Work to do -> Copy every line in which the string "Azubi" occurs.

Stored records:
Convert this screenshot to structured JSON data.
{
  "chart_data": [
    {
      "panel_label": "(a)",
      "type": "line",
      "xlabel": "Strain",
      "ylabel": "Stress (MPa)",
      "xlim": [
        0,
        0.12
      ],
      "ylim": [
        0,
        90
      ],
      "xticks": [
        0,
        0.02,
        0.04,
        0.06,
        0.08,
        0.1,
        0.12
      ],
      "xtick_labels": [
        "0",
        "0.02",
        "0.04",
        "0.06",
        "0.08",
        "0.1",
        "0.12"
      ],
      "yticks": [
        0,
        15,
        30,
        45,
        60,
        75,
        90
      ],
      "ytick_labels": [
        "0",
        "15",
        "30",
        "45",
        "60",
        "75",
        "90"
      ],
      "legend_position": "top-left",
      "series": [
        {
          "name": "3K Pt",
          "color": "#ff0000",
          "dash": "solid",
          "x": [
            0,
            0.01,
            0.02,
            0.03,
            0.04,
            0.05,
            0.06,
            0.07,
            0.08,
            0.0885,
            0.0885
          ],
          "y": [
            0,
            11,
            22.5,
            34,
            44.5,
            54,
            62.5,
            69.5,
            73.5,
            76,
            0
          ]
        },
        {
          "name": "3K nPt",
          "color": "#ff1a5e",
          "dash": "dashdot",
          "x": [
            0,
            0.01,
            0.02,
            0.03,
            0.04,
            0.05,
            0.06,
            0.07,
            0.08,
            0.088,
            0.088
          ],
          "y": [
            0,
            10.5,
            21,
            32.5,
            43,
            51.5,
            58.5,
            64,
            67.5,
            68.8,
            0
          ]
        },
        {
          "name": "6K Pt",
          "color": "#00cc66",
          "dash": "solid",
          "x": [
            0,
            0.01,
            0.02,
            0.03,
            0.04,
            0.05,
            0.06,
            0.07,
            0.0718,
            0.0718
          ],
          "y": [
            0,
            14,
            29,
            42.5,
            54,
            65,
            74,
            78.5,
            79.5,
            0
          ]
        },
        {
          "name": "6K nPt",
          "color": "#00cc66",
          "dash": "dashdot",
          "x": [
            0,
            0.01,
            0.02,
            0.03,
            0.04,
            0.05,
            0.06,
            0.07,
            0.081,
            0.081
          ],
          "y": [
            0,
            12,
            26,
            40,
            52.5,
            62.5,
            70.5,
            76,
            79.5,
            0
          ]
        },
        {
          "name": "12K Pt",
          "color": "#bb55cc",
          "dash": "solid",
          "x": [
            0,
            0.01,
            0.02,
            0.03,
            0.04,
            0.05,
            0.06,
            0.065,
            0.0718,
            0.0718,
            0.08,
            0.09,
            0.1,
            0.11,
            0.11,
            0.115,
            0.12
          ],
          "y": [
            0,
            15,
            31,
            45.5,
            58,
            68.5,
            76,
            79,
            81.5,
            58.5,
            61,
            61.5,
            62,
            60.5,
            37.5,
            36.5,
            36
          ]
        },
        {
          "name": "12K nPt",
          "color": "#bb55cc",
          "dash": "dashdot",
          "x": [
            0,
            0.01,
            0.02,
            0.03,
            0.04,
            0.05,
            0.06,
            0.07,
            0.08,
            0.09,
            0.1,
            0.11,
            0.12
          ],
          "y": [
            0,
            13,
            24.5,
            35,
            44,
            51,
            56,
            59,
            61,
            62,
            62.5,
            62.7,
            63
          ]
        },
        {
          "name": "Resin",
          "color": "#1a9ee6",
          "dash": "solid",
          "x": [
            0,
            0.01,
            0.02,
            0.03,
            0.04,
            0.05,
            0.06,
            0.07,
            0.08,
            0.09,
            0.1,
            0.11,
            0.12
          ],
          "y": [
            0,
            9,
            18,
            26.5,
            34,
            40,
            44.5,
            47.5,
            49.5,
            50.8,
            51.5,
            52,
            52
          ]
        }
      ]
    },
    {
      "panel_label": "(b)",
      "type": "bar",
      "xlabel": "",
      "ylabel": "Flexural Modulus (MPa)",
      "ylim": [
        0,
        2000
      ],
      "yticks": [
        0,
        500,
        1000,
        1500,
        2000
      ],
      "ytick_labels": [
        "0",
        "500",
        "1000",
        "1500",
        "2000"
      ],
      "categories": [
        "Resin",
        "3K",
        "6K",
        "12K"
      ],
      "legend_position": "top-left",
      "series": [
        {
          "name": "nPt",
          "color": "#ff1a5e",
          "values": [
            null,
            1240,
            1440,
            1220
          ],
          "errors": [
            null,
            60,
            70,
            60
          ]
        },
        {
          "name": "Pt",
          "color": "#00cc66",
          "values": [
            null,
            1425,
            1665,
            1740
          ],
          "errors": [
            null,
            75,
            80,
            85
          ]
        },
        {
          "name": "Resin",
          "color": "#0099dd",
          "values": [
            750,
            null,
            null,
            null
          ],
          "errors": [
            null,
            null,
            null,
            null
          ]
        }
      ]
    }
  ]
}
...
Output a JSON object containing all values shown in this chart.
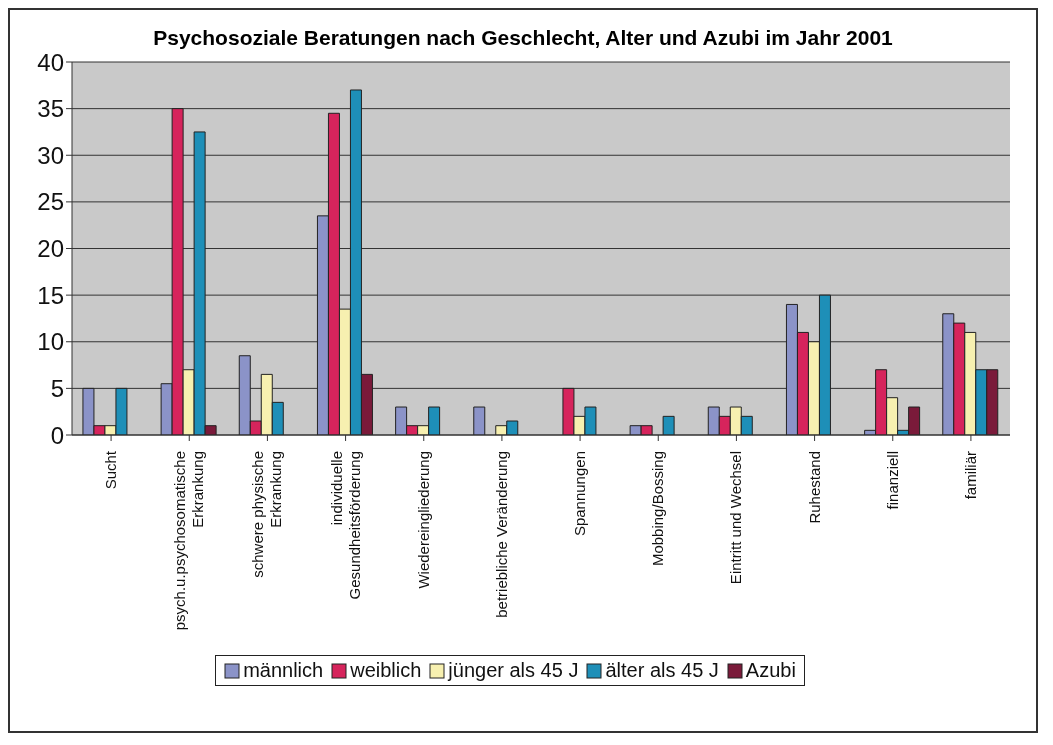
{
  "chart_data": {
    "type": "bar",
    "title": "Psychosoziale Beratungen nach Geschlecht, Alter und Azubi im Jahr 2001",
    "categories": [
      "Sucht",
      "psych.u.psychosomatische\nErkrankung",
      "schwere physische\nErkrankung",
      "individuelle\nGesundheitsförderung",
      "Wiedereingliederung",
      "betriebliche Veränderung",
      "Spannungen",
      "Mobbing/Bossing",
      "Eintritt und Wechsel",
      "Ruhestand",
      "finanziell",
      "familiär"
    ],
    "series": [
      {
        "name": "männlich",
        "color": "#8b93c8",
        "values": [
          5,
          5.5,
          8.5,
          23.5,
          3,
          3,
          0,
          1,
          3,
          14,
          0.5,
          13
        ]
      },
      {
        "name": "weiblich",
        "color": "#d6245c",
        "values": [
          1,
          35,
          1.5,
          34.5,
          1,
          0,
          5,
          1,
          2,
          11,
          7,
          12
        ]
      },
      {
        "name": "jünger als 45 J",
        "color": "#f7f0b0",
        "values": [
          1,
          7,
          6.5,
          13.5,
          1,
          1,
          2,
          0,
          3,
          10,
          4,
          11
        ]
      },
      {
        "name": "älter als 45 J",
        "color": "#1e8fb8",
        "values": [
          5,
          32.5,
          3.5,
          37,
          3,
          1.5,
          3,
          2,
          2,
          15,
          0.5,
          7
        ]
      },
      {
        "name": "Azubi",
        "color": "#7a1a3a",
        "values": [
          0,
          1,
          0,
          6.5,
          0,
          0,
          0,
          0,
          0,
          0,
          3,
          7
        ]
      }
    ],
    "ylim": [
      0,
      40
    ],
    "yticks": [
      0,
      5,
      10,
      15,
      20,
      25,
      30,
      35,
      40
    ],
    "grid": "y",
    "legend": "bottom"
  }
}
==
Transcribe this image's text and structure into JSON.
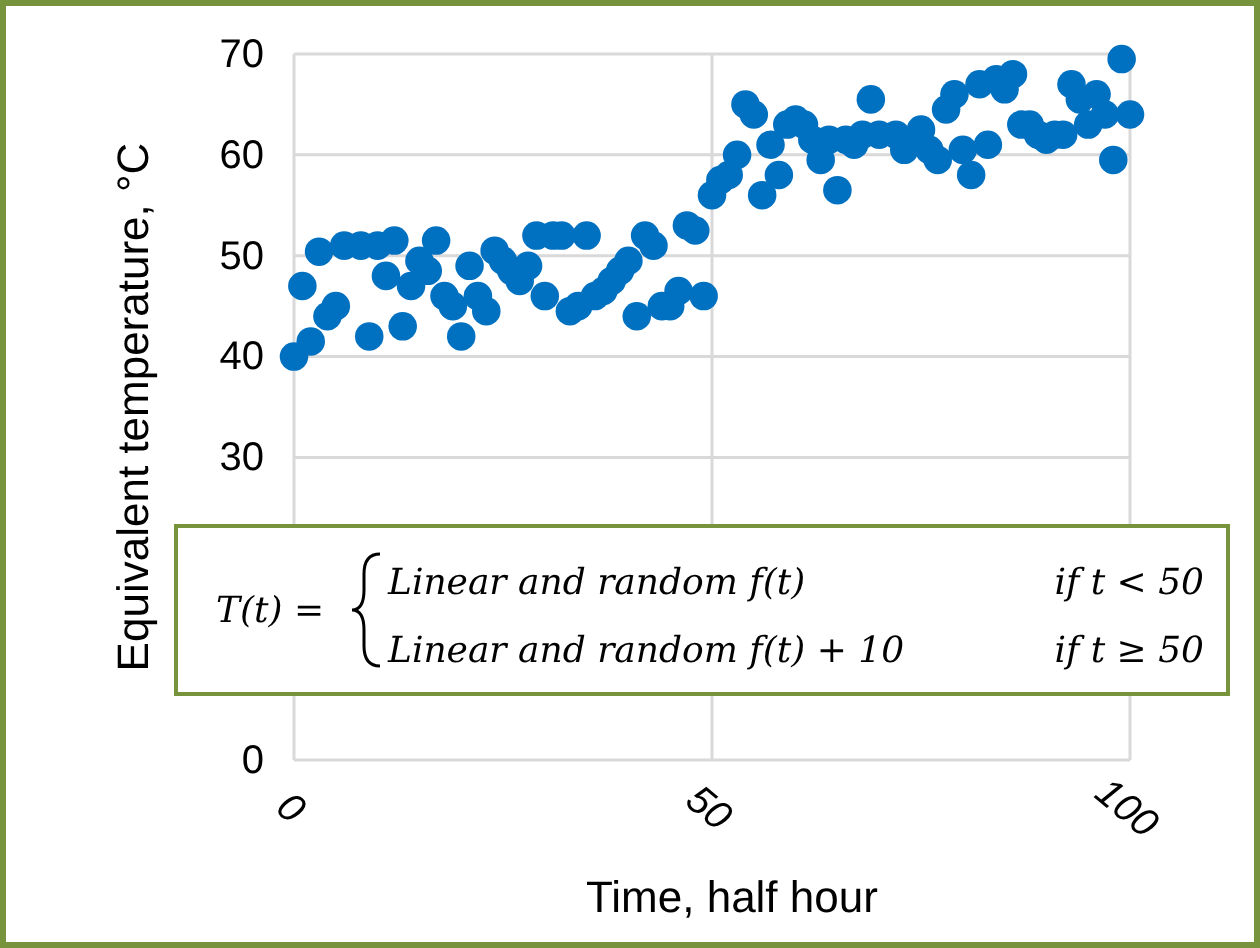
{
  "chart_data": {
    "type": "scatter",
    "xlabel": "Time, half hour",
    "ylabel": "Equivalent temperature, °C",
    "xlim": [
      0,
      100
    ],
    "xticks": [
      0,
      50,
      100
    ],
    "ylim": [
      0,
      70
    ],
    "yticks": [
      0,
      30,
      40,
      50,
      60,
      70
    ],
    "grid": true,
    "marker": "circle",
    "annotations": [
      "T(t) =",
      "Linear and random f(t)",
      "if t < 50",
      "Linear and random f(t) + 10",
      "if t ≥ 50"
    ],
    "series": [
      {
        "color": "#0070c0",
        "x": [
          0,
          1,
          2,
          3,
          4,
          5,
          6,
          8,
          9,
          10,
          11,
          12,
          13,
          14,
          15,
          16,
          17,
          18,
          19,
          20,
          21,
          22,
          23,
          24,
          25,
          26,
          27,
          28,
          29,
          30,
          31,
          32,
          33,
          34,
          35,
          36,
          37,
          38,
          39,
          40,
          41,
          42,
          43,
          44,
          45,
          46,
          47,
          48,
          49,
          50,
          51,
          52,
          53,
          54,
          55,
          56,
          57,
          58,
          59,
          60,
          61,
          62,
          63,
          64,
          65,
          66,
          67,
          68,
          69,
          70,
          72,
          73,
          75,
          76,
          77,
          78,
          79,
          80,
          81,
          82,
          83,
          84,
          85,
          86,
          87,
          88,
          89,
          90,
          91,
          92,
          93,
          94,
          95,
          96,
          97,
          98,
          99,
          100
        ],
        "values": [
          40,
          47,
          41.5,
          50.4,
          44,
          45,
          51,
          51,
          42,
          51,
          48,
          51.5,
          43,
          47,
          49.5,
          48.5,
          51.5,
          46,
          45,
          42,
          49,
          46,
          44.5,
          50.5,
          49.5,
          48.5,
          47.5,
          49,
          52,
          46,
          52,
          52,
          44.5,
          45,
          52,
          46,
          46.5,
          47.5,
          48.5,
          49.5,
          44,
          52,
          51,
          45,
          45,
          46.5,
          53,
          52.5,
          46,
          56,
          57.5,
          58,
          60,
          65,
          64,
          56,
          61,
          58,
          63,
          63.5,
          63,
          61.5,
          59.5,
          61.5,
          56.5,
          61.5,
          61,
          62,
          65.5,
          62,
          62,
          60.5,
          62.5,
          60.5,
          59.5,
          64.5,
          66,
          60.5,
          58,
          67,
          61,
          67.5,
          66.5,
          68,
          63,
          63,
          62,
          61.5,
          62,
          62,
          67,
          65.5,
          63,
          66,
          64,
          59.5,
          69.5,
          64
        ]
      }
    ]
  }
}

Complete answer ->
    "title": "Psychosoziale Beratungen nach Geschlecht, Alter und Azubi im Jahr 2001",
        "name": "Azubi",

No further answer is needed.